- _TASK ITEM A_:
According to the passage about Newall, in what year was Newall Old Hall demolished?
- _TASK ITEM B_:
Continue the passage about Newall from its last sentence.

- _TEXT EXCERPT_:
━━━━━━━━━━━━━━━━━━━━━━━━━━━━━━

Newall contains Prince Henry's Grammar School, Wharfedale Hospital and adjacent to it, Wharfedale Park, a 21st century housing development featuring conversions of many of the listed buildings of the former hospital including the 1873 workhouse. Newall Hall is the remaining part of an 18th century listed building, now converted into flats. An older building, Newall Old Hall was painted by Turner but was demolished in 1928 for council housing. Newall Grange on Weston Road was built in the 1880s. It also contains Wharfemeadows Park, with extensive gardens on land beside the River Wharfe donated to the town in 1924 by the Fawkes family.

==History==
Newall was historically part of the township of Newall with Clifton in the ancient parish of Otley in the West Riding of Yorkshire. The township became a separate civil parish in 1866. In 1903 Newall was transferred from the civil parish of Newall with Clifton to the civil parish and urban district of Otley. In 1974 Newall was transferred, with the rest of Otley, to the City of Leeds Metropolitan Borough in the new county of West Yorkshire, whereas the civil parish of Newall with Clifton (which, despite its name, no longer included Newall) was transferred to Harrogate District in North Yorkshire. Newall now falls within the Otley and Yeadon ward of the Leeds Metropolitan Council.

━━━━━━━━━━━━━━━━━━━━━━━━━━━━━━

- _ENTRIES SHOWN_:
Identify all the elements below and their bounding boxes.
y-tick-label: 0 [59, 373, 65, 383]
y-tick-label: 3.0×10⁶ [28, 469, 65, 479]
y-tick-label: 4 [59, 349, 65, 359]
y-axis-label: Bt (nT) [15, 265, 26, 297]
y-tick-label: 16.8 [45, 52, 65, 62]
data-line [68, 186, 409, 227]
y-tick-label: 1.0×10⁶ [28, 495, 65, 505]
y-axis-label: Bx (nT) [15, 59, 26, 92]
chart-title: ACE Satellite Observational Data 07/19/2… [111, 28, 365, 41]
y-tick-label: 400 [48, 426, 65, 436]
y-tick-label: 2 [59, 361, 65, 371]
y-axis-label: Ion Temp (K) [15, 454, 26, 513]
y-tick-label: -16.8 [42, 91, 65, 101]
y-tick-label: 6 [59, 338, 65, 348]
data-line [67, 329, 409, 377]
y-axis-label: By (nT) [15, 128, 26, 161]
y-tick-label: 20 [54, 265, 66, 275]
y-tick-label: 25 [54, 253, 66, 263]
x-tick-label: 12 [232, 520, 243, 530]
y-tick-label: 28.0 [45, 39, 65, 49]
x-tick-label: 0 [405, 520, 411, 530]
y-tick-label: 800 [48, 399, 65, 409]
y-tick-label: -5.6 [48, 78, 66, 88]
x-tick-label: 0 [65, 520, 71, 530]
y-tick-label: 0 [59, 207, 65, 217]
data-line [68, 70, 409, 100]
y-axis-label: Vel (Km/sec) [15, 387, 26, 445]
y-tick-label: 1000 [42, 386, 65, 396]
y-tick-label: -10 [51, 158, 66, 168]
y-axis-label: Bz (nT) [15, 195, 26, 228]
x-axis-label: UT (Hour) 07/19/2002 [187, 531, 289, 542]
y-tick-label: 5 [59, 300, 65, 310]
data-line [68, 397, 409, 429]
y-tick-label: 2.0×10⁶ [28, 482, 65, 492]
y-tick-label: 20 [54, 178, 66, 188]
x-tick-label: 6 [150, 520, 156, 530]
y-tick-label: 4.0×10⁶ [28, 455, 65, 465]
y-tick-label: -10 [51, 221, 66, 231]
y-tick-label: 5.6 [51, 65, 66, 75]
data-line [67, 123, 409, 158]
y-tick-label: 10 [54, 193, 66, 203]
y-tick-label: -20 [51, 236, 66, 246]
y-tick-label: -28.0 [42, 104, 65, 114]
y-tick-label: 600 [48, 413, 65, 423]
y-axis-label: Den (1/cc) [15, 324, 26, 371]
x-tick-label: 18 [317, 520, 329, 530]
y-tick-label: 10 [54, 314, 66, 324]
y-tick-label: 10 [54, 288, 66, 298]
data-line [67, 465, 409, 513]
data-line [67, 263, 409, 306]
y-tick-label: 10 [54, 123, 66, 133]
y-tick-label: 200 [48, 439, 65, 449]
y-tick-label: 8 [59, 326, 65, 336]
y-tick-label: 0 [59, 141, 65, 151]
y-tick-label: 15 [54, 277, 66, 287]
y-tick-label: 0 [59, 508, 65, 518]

━━━━━━━━━━━━━━━━━━━━━━━━━━━━━━

- _ANSWER AREA A_:
1928

- _ANSWER AREA B_:
==Housing==
It was in 1920 that Otley Town council began building housing estates on the north side of the river, making 214 council houses in Newall by the end of 1922. Increased government subsidies from the Housing (Financial Provisions) Act 1924 led to further houses being constructed on the East side of Newall Carr Road, in the Crescent and Crossways. In 1947 the council began developing land to the west of Newall Carr Road, along Weston Lane. These developments were accompanied by the construction of Newall Infants School in 1935 and Weston Lane Primary School in 1953. Private building also commenced in the 1920s and 1930s, but slowed during the war years until the 1960s, then several smaller developments during the 1970s, with additional schools. The 1980s included a private development around Newall Hall.